**PROBLEM STATEMENT:**
Pick out the lines in the listing below that contain the word "document" and copy them.

--- start DATA PROVIDED ---

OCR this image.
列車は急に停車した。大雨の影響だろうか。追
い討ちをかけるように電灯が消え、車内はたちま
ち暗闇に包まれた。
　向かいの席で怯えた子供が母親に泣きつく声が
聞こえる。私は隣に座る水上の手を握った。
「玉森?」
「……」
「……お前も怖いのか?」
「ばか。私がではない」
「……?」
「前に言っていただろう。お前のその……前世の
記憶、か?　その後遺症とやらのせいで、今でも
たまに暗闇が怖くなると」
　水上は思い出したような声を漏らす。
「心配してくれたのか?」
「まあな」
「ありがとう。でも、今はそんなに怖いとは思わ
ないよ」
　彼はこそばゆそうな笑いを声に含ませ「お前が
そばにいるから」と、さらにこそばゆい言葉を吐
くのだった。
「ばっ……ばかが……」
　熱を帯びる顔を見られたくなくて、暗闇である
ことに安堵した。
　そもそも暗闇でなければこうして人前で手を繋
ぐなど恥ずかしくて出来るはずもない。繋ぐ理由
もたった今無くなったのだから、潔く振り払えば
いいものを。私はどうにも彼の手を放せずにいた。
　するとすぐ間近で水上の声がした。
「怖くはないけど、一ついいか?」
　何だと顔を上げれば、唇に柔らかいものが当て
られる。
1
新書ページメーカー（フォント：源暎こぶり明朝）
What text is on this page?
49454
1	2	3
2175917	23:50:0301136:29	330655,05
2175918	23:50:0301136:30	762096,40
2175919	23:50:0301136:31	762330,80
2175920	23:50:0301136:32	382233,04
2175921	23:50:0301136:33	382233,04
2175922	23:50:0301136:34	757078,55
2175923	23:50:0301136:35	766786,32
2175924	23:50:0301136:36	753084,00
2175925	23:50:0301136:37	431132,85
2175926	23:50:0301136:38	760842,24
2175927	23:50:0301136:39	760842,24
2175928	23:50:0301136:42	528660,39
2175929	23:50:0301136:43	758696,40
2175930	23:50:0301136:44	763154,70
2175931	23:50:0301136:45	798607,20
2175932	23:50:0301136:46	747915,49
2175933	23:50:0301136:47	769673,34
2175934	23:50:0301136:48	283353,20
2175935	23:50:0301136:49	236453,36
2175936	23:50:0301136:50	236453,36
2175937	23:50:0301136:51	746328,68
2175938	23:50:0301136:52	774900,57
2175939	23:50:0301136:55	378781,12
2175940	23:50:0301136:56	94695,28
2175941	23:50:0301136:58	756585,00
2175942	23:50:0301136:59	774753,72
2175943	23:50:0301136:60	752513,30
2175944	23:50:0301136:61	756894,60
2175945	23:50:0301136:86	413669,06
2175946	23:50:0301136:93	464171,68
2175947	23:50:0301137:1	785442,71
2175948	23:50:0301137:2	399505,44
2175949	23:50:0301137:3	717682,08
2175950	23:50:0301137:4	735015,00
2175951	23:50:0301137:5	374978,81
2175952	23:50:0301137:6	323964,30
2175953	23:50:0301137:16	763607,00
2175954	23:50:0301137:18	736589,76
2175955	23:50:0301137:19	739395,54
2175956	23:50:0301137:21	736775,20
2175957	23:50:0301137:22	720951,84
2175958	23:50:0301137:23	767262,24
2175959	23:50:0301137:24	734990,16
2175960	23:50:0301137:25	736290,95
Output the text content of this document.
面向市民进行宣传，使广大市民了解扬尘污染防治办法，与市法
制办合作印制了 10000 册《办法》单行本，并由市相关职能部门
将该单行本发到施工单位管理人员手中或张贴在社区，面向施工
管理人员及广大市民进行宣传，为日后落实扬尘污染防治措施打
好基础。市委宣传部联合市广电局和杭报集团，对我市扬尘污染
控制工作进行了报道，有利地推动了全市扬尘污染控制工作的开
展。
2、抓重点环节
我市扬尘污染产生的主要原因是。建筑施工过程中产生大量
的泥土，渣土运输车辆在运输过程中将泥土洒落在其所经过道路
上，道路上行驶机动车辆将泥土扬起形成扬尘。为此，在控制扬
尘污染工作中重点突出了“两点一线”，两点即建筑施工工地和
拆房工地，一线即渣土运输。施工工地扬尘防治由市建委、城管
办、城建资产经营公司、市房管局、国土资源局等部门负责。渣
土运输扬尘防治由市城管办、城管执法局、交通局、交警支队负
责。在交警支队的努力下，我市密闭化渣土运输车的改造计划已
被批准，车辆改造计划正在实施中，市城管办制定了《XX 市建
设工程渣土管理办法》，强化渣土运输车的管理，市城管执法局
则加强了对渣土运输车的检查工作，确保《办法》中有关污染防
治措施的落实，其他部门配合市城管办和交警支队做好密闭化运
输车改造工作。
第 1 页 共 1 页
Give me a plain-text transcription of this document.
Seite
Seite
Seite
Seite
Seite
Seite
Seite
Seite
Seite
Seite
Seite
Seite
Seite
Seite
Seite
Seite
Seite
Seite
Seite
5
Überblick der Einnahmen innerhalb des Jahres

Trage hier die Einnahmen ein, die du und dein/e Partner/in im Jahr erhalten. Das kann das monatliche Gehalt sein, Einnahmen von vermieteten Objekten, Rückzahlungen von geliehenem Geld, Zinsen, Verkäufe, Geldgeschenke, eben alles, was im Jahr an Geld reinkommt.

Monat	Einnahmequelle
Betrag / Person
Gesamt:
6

--- end DATA PROVIDED ---

**EXPECTED ANSWER:**
Output the text content of this document.
Give me a plain-text transcription of this document.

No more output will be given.